• TASK TO COMPLETE: Across the entries, how many lines have the string "高空形成高压" in them? Reply with only a number.

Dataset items
════════════════════

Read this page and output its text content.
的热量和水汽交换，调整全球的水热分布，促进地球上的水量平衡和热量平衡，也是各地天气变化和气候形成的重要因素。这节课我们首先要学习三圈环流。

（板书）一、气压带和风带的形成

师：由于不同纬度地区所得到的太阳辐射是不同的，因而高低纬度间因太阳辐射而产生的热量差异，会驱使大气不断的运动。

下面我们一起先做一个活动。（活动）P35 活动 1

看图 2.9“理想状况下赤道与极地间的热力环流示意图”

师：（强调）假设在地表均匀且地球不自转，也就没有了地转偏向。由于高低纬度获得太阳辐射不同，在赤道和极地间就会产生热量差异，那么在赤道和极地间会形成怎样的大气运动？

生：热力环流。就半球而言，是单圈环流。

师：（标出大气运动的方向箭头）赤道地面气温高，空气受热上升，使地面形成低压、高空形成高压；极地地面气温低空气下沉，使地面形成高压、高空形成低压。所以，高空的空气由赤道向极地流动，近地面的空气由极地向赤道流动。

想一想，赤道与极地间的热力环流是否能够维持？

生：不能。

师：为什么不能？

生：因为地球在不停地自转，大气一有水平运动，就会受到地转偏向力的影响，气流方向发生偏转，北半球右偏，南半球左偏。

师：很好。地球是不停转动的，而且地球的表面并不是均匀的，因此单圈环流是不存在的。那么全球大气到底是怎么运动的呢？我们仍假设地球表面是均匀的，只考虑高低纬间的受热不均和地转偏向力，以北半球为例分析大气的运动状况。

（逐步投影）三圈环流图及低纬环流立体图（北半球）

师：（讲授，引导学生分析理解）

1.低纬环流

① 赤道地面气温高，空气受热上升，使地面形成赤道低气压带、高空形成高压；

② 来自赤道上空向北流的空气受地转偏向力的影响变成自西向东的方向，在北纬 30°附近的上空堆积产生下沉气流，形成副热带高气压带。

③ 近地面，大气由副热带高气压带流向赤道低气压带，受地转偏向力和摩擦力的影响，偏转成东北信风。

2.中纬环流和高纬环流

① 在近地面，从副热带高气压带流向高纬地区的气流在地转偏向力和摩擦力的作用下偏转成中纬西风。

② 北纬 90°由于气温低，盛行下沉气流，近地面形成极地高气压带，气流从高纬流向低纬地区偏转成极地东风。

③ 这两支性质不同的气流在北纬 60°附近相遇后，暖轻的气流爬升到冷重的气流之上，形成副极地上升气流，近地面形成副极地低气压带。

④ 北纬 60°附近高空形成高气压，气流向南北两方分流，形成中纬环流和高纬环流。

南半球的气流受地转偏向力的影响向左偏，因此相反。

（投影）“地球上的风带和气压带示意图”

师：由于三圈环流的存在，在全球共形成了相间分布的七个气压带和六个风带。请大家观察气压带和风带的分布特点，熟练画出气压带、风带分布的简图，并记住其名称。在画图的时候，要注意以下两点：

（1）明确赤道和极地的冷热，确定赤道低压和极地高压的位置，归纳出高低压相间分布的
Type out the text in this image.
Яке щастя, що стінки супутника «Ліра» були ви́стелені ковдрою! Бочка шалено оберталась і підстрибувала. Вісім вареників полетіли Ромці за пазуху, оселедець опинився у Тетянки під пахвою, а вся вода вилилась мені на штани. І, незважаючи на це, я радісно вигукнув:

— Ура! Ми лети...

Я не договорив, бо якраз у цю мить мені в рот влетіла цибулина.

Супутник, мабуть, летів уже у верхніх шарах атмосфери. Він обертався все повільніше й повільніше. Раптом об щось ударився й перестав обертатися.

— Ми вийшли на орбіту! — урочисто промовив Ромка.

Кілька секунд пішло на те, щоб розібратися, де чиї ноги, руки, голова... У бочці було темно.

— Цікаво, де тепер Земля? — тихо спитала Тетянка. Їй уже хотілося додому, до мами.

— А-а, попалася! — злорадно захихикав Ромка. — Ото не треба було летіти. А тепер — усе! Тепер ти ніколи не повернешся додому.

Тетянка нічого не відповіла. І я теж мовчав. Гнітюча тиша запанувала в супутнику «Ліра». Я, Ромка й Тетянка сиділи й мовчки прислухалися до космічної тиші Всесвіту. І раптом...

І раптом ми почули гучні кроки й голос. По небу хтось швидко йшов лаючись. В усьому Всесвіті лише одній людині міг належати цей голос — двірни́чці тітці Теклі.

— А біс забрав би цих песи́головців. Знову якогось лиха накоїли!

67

════════════════════

• TASK OUTPUT: 2